# START OF Records shown

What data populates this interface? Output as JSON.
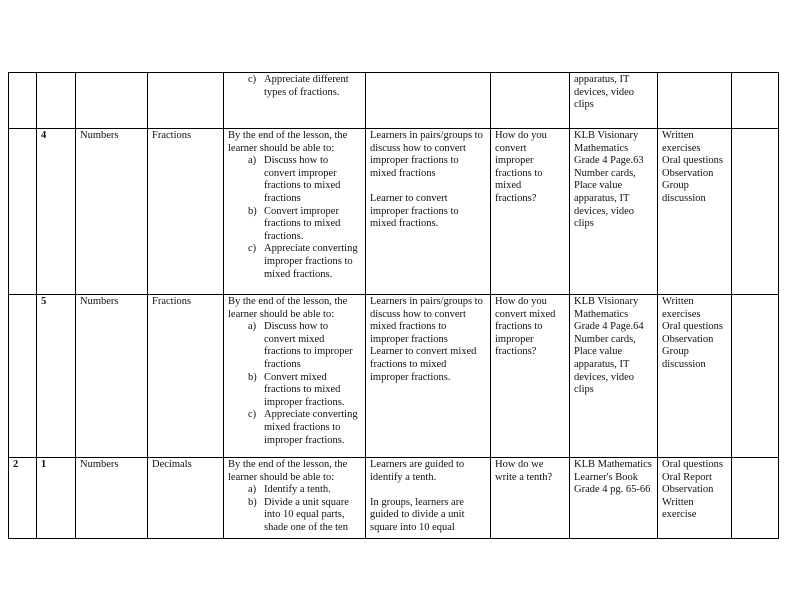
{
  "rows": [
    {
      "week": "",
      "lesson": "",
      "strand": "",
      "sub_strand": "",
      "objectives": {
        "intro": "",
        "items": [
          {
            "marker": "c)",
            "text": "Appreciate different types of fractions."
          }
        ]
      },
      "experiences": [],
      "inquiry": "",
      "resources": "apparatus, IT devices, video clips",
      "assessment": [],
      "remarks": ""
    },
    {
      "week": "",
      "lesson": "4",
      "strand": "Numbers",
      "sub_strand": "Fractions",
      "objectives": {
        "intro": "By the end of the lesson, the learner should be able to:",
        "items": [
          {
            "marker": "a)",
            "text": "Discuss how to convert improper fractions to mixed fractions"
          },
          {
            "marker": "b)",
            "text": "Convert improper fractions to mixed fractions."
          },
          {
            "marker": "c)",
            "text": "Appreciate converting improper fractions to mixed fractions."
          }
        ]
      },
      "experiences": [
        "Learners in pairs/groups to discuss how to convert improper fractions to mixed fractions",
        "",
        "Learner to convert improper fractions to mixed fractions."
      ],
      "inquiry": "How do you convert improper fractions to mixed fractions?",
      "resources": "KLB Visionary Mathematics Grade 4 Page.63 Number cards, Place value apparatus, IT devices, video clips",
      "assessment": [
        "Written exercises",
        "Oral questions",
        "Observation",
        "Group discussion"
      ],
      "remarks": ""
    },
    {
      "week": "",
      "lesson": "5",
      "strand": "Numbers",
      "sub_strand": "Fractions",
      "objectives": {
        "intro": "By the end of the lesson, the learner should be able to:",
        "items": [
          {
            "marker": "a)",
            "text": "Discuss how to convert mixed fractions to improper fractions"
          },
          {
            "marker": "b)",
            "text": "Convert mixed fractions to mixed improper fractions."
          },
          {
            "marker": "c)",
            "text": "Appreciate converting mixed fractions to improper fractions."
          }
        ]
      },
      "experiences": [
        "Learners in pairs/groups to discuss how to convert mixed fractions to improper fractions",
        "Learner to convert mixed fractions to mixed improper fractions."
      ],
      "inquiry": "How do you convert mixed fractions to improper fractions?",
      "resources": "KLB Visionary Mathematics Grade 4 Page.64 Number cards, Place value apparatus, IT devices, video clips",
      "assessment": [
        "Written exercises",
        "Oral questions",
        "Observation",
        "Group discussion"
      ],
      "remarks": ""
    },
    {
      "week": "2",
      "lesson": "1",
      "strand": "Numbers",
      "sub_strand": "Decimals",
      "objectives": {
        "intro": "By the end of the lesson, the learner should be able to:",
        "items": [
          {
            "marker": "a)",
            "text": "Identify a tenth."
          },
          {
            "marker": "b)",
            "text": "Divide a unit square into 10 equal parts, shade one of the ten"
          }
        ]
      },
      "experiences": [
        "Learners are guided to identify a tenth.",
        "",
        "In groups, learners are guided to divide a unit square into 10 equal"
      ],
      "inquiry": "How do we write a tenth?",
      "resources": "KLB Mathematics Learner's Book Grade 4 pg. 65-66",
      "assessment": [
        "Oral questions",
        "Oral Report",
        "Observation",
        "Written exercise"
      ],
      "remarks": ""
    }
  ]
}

# END OF Records shown

Except for the pictures, copy the material above exactly.

▶ **Response to the exercise**
What data populates this interface? Output as JSON.
{
  "rows": [
    {
      "week": "",
      "lesson": "",
      "strand": "",
      "sub_strand": "",
      "objectives": {
        "intro": "",
        "items": [
          {
            "marker": "c)",
            "text": "Appreciate different types of fractions."
          }
        ]
      },
      "experiences": [],
      "inquiry": "",
      "resources": "apparatus, IT devices, video clips",
      "assessment": [],
      "remarks": ""
    },
    {
      "week": "",
      "lesson": "4",
      "strand": "Numbers",
      "sub_strand": "Fractions",
      "objectives": {
        "intro": "By the end of the lesson, the learner should be able to:",
        "items": [
          {
            "marker": "a)",
            "text": "Discuss how to convert improper fractions to mixed fractions"
          },
          {
            "marker": "b)",
            "text": "Convert improper fractions to mixed fractions."
          },
          {
            "marker": "c)",
            "text": "Appreciate converting improper fractions to mixed fractions."
          }
        ]
      },
      "experiences": [
        "Learners in pairs/groups to discuss how to convert improper fractions to mixed fractions",
        "",
        "Learner to convert improper fractions to mixed fractions."
      ],
      "inquiry": "How do you convert improper fractions to mixed fractions?",
      "resources": "KLB Visionary Mathematics Grade 4 Page.63 Number cards, Place value apparatus, IT devices, video clips",
      "assessment": [
        "Written exercises",
        "Oral questions",
        "Observation",
        "Group discussion"
      ],
      "remarks": ""
    },
    {
      "week": "",
      "lesson": "5",
      "strand": "Numbers",
      "sub_strand": "Fractions",
      "objectives": {
        "intro": "By the end of the lesson, the learner should be able to:",
        "items": [
          {
            "marker": "a)",
            "text": "Discuss how to convert mixed fractions to improper fractions"
          },
          {
            "marker": "b)",
            "text": "Convert mixed fractions to mixed improper fractions."
          },
          {
            "marker": "c)",
            "text": "Appreciate converting mixed fractions to improper fractions."
          }
        ]
      },
      "experiences": [
        "Learners in pairs/groups to discuss how to convert mixed fractions to improper fractions",
        "Learner to convert mixed fractions to mixed improper fractions."
      ],
      "inquiry": "How do you convert mixed fractions to improper fractions?",
      "resources": "KLB Visionary Mathematics Grade 4 Page.64 Number cards, Place value apparatus, IT devices, video clips",
      "assessment": [
        "Written exercises",
        "Oral questions",
        "Observation",
        "Group discussion"
      ],
      "remarks": ""
    },
    {
      "week": "2",
      "lesson": "1",
      "strand": "Numbers",
      "sub_strand": "Decimals",
      "objectives": {
        "intro": "By the end of the lesson, the learner should be able to:",
        "items": [
          {
            "marker": "a)",
            "text": "Identify a tenth."
          },
          {
            "marker": "b)",
            "text": "Divide a unit square into 10 equal parts, shade one of the ten"
          }
        ]
      },
      "experiences": [
        "Learners are guided to identify a tenth.",
        "",
        "In groups, learners are guided to divide a unit square into 10 equal"
      ],
      "inquiry": "How do we write a tenth?",
      "resources": "KLB Mathematics Learner's Book Grade 4 pg. 65-66",
      "assessment": [
        "Oral questions",
        "Oral Report",
        "Observation",
        "Written exercise"
      ],
      "remarks": ""
    }
  ]
}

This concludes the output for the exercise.